---- Working data

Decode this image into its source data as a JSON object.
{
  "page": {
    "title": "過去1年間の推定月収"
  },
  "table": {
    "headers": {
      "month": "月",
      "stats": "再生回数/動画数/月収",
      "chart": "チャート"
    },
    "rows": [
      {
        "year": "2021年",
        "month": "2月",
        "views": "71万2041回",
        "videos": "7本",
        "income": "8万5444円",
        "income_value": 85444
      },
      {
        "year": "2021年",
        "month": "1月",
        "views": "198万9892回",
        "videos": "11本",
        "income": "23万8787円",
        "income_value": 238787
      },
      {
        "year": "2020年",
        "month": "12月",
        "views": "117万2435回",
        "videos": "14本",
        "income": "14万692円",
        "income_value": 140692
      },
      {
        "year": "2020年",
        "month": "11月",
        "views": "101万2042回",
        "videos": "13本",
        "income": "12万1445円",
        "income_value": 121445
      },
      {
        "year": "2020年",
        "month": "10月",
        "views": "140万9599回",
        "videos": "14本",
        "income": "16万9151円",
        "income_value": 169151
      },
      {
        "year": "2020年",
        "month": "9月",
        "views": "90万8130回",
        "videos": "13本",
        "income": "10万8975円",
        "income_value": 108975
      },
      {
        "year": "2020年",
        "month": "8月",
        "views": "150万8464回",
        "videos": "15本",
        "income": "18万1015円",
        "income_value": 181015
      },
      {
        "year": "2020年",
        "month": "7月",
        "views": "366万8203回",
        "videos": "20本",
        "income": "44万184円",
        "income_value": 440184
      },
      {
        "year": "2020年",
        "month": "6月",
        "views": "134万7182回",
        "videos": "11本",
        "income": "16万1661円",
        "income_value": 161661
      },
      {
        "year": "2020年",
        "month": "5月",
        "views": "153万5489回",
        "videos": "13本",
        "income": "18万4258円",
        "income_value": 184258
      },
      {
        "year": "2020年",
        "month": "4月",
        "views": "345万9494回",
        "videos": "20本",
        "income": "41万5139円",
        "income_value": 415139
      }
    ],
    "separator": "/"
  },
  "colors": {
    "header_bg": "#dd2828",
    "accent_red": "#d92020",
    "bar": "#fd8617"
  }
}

--------

> _The problem_:
Give back only a number, the number of lines where the string "views" occurs.

> _Response_:
11